# START OF Records shown

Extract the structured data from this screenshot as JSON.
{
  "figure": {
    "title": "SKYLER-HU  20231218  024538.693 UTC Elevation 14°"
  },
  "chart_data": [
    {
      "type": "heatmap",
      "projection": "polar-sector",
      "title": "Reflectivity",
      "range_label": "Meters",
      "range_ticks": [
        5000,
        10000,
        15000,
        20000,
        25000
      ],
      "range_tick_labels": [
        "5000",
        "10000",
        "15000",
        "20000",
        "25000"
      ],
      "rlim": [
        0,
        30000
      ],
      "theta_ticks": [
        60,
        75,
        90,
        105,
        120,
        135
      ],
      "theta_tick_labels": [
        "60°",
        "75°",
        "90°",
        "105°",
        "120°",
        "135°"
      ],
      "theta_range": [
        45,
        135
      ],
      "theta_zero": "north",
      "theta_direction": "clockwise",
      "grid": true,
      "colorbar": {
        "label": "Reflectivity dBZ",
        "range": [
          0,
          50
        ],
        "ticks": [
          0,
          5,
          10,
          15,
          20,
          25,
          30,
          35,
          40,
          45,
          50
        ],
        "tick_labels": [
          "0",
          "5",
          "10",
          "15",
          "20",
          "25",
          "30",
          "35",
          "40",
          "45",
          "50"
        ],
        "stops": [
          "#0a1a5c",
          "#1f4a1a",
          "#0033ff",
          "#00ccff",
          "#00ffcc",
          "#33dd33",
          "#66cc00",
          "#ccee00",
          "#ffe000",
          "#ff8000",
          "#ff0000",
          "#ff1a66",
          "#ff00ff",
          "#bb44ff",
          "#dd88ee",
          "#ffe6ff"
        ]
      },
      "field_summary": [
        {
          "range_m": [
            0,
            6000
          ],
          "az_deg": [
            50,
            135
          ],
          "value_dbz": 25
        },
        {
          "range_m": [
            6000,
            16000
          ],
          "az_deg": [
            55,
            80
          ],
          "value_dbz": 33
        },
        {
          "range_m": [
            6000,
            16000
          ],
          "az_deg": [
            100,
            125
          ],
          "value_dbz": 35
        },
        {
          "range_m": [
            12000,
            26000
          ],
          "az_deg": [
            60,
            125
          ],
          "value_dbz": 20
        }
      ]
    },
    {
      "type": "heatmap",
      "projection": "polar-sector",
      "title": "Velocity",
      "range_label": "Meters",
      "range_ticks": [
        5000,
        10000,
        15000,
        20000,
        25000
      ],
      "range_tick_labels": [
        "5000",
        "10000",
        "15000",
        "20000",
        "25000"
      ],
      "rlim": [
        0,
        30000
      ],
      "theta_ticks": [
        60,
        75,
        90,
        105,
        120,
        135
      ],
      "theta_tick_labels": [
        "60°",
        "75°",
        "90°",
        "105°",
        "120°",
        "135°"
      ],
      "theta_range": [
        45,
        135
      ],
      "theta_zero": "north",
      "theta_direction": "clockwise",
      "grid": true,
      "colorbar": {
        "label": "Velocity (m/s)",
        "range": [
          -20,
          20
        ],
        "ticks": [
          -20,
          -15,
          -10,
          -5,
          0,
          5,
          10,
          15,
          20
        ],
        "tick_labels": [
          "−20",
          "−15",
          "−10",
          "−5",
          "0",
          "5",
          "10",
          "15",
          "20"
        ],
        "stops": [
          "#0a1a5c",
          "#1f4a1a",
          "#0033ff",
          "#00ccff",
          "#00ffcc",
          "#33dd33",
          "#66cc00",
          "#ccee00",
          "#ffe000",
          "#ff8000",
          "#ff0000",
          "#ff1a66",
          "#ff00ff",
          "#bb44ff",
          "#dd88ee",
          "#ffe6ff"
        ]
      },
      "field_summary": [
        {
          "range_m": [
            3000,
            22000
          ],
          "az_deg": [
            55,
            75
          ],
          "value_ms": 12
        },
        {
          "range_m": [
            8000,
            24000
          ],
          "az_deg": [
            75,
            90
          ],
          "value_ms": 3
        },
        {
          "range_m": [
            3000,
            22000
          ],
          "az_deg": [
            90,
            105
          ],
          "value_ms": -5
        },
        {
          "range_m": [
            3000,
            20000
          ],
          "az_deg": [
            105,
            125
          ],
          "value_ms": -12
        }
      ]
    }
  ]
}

# END OF Records shown
# START OF Records shown

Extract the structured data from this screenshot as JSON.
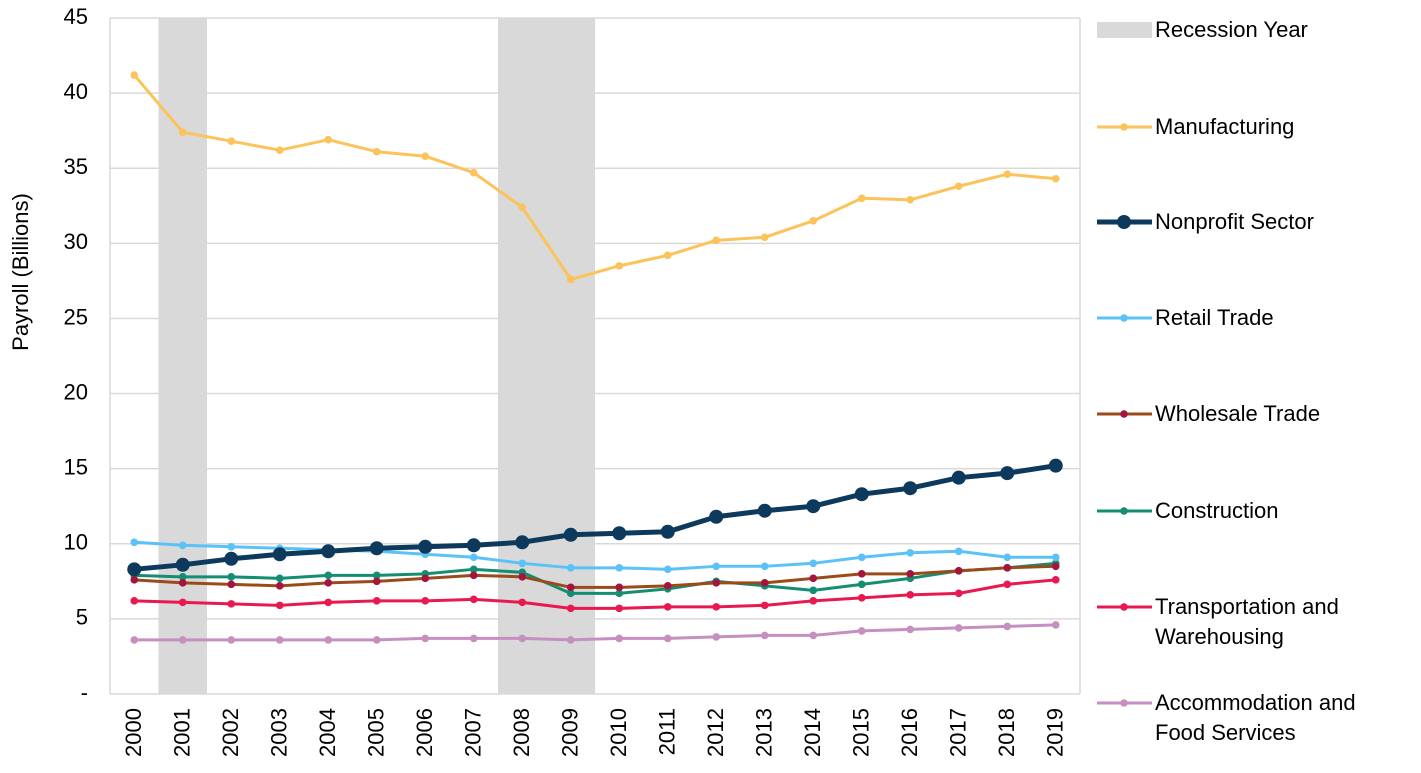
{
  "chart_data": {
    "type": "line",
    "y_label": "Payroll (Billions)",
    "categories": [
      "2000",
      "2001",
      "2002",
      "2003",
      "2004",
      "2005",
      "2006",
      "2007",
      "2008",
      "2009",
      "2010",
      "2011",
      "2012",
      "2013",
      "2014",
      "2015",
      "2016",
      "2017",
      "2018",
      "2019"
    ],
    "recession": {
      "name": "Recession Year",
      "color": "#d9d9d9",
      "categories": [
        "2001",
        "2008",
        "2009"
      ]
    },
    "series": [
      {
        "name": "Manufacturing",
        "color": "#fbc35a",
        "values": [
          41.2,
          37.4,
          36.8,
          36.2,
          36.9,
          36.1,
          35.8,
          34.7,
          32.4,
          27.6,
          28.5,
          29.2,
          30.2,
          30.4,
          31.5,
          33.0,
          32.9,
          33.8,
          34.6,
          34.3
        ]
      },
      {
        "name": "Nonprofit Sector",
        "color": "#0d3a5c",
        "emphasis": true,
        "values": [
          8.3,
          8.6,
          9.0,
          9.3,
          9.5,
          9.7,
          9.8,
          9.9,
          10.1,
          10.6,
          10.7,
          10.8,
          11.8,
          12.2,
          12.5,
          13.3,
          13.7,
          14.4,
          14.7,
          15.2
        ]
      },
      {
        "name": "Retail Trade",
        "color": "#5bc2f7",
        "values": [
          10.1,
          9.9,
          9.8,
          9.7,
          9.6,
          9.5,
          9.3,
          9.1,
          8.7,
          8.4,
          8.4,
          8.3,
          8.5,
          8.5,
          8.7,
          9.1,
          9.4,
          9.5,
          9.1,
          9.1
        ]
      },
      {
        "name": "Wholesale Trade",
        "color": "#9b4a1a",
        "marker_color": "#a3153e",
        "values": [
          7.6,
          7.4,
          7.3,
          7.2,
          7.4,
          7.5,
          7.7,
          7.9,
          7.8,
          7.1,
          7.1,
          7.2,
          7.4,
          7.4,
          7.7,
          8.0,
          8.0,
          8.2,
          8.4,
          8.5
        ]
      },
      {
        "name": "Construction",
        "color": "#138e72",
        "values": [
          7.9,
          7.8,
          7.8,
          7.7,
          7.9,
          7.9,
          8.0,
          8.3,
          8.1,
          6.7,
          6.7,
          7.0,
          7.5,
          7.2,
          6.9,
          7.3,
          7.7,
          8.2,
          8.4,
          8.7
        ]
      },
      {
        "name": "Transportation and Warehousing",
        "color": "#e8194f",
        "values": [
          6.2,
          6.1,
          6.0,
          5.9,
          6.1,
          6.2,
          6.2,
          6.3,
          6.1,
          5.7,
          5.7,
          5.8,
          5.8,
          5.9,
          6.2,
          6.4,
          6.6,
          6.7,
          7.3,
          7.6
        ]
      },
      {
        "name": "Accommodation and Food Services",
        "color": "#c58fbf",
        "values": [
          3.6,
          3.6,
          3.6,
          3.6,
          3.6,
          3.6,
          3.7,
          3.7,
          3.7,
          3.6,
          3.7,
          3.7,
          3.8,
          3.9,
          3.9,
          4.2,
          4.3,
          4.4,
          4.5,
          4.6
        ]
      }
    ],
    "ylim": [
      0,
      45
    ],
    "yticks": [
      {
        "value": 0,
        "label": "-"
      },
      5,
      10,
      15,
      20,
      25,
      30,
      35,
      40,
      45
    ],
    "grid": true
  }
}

# END OF Records shown

§ **Prompt**
Write out every line of the entries that holds the word "title".

§ **Exercise answer**
    "title": "SKYLER-HU  20231218  024538.693 UTC Elevation 14°"
      "title": "Reflectivity",
      "title": "Velocity",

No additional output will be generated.